__Document passage__.
** BEGIN **

OpenLineage Airflow Provider
The OpenLineage Airflow Provider integrates Apache Airflow with OpenLineage, an open framework for data lineage collection and analysis. It automatically extracts metadata from Airflow DAGs and tasks, implementing Airflow listener hooks to send lineage events to an OpenLineage backend. The provider is currently at version 2.13.0 and follows the Apache Airflow providers support policy, with release cycles tied to Airflow's own release schedule, typically bumping minimum Airflow version requirements approximately every 12 months.
Warnings
- breaking Provider version 2.0.0 introduced significant breaking changes. All previously deprecated classes, parameters, and features were removed. Notably, the `normalize_sql` function was removed from the `openlineage.utils` module. This version also increased the minimum supported Apache Airflow version to 2.9.0.
- gotcha When developing custom OpenLineage extractors, be aware of potential cyclical import issues if importing from Airflow modules. OpenLineage code is instantiated during Airflow worker startup, which differs from DAG code loading, leading to subtle circular import problems.
- gotcha Incorrectly specifying the path to custom extractors via the `extractors` option in `airflow.cfg` or the `AIRFLOW__OPENLINEAGE__EXTRACTORS` environment variable will prevent the extractor from loading. This results in OpenLineage events missing operator-specific lineage for affected tasks.
- breaking The OpenLineage integration for Airflow underwent a significant migration with Airflow 2.7+. For Airflow versions <2.7, the integration was an external package (`openlineage-airflow`). For Airflow 2.7 and newer, it is the official `apache-airflow-providers-openlineage` provider. The legacy `openlineage-airflow` is no longer actively maintained.
- gotcha If an Airflow operator does not have a corresponding OpenLineage extractor, or if an extractor cannot determine input/output datasets (e.g., from `inlets` and `outlets` that are not Airflow Assets or lack specific lineage methods), the OpenLineage events for that task may be empty regarding inputs/outputs and operator-specific facets. General Airflow facets will still be emitted.
- gotcha There are known issues with the OpenLineage provider when running with Airflow in standalone mode, particularly concerning the scheduler shutting down due to `OpenLineageListener` pickling failures. This issue has been observed with provider versions 1.8.0 and above. This is typically not reproducible in distributed Airflow environments (e.g., Breeze, Google Composer, Astro Cloud).

** END **

__Extracted material__.
** BEGIN **

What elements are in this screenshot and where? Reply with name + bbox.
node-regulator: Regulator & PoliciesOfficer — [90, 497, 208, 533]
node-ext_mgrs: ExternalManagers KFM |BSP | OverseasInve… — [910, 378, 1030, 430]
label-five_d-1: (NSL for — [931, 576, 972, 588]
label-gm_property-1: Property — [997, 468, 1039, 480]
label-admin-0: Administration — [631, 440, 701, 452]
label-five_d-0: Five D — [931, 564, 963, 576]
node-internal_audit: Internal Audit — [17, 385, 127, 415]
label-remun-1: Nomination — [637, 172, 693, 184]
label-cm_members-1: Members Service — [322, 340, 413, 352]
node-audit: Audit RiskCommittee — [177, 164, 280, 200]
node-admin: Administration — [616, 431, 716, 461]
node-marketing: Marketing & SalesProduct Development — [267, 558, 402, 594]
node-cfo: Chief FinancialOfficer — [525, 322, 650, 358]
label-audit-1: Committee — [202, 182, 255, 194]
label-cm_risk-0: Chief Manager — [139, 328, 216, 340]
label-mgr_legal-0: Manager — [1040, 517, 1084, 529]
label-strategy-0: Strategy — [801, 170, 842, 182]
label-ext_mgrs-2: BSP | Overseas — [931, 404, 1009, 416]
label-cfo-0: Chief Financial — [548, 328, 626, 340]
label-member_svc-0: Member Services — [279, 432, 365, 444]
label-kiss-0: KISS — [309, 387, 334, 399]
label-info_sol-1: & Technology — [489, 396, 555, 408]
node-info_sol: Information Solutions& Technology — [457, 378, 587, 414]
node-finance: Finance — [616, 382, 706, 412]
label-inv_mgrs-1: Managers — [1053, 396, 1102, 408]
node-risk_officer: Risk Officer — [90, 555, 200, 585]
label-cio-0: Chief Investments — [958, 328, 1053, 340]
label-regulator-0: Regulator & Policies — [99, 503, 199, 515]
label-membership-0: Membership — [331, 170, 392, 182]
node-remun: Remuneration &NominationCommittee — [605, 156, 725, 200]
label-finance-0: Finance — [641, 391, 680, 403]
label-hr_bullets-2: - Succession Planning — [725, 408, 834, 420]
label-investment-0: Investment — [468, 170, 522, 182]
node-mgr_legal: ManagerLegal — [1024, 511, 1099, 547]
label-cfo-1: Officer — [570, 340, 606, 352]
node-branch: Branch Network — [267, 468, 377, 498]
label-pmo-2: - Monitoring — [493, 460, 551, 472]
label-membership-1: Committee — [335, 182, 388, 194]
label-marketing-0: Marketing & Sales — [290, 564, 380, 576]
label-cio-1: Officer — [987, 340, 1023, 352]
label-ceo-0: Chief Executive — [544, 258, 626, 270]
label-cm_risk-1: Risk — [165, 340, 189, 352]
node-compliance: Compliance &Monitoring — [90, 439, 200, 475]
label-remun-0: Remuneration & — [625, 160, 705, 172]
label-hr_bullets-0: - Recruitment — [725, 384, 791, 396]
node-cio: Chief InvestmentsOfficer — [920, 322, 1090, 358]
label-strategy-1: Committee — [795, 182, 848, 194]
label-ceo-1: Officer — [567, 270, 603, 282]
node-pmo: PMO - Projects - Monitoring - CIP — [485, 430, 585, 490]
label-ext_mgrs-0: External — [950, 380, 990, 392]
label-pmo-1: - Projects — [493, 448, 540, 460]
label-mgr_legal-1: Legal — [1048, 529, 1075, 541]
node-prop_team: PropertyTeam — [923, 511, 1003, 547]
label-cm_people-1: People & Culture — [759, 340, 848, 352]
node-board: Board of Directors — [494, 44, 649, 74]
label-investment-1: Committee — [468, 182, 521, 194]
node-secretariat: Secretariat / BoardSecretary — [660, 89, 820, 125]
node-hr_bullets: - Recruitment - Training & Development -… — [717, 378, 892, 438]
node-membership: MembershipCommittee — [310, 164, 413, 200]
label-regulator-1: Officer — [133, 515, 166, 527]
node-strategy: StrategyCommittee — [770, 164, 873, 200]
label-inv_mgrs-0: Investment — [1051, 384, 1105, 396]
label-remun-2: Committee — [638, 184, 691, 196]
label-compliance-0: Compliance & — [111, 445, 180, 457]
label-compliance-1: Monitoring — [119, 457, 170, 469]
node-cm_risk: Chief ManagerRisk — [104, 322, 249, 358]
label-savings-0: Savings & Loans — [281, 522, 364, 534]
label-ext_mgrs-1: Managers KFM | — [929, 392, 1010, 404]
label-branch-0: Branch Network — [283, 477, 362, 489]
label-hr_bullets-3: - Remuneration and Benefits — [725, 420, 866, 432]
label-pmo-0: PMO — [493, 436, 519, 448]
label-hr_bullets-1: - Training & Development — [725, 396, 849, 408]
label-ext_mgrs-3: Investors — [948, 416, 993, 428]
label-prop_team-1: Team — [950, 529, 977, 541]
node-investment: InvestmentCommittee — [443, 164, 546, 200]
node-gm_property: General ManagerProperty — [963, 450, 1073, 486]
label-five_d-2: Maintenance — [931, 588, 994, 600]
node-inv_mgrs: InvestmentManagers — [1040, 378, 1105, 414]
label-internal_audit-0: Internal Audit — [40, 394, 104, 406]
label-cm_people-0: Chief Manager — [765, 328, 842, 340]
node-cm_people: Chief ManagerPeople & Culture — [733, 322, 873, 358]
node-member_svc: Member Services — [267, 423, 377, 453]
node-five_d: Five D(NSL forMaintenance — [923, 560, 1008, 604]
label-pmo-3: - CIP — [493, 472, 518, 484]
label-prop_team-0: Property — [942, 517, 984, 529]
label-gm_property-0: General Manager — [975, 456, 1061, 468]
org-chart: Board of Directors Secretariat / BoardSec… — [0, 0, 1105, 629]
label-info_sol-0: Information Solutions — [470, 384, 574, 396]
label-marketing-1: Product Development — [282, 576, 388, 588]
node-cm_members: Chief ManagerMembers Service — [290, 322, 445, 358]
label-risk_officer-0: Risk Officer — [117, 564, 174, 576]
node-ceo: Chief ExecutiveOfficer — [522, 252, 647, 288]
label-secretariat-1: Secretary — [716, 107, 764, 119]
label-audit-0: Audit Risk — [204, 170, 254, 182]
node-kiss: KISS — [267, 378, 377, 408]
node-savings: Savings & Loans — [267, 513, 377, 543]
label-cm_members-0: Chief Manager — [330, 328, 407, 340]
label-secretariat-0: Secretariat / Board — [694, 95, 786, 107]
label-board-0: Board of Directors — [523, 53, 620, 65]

** END **

__Tasks to perform__.
• a. Transcribe the listing word for word, from its first line down to and including the line that contains "label-remun-1: Nomination —".
• b. Write the next part of the OpenLineage Airflow provider page, picking up after its last sentence.
The listing has no connection to the OpenLineage Airflow provider page.

__Results of the exercise__.
• a.
What elements are in this screenshot and where? Reply with name + bbox.
node-regulator: Regulator & PoliciesOfficer — [90, 497, 208, 533]
node-ext_mgrs: ExternalManagers KFM |BSP | OverseasInve… — [910, 378, 1030, 430]
label-five_d-1: (NSL for — [931, 576, 972, 588]
label-gm_property-1: Property — [997, 468, 1039, 480]
label-admin-0: Administration — [631, 440, 701, 452]
label-five_d-0: Five D — [931, 564, 963, 576]
node-internal_audit: Internal Audit — [17, 385, 127, 415]
label-remun-1: Nomination — [637, 172, 693, 184]

• b.
Install
-
pip install apache-airflow-providers-openlineage
Imports
- BaseExtractor
from airflow.providers.openlineage.extractors.base import BaseExtractor
Quickstart
# 1. Install the provider (see 'install' section).
# 2. Configure the OpenLineage transport via environment variable or airflow.cfg.
# This example sends events to a local Marquez instance (http://localhost:5000).
import os
# Recommended method: Environment variable
os.environ['AIRFLOW__OPENLINEAGE__TRANSPORT'] = '{"type": "http", "url": "http://localhost:5000", "endpoint": "api/v1/lineage"}'
# Alternatively, add this to your airflow.cfg under the [openlineage] section:
# [openlineage]
# transport = {"type": "http", "url": "http://localhost:5000", "endpoint": "api/v1/lineage"}
# No changes to user DAG files are typically required for basic lineage collection.
# The provider automatically hooks into Airflow to extract metadata.
from airflow import DAG
from airflow.operators.bash import BashOperator
from airflow.utils.dates import days_ago
with DAG(
dag_id='openlineage_example_dag',
start_date=days_ago(1),
schedule_interval=None,
catchup=False,
tags=['openlineage', 'example'],
) as dag:
start_task = BashOperator(
task_id='start_task',
bash_command='echo "Starting lineage test..."',
)
process_data = BashOperator(
task_id='process_data',
bash_command='echo "Processing some data..." && sleep 5',
)
end_task = BashOperator(
task_id='end_task',
bash_command='echo "Lineage test complete!"',
)
start_task >> process_data >> end_task
print("OpenLineage Airflow Provider configured. Run an Airflow DAG to see lineage events.")